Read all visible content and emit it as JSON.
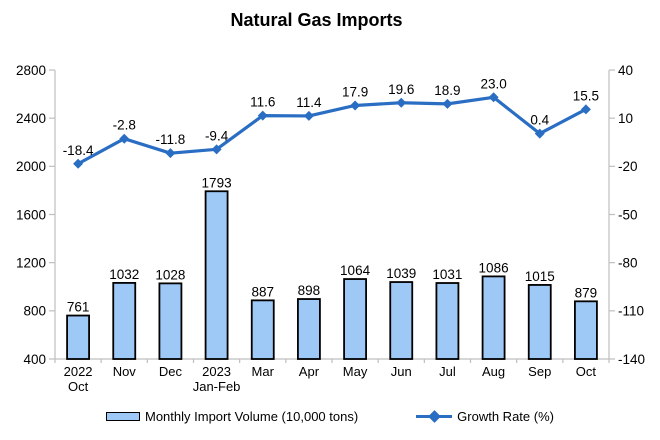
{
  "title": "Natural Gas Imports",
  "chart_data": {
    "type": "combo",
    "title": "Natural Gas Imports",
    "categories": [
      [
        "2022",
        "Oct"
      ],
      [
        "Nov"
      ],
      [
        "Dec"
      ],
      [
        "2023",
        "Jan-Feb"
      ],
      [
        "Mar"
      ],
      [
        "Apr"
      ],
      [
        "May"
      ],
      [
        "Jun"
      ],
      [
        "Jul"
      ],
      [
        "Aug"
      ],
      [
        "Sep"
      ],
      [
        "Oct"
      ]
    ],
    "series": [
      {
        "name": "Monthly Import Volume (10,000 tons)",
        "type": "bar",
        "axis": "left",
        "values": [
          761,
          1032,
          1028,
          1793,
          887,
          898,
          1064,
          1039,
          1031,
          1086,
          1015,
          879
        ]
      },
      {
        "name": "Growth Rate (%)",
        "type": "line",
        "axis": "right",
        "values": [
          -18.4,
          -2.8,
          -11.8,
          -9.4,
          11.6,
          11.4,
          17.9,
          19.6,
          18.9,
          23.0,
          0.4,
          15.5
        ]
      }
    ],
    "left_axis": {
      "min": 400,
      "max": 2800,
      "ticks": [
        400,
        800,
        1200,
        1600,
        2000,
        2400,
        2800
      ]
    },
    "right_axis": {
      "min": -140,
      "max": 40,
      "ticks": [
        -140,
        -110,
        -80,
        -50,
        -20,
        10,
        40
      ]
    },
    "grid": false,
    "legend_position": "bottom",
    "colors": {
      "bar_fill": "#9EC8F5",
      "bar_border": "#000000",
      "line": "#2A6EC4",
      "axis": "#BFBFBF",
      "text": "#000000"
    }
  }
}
• • • • •
Goal - From the entries above, copy every line where the word "name" shows up.

Exercise solution -
        "name": "Monthly Import Volume (10,000 tons)",
        "name": "Growth Rate (%)",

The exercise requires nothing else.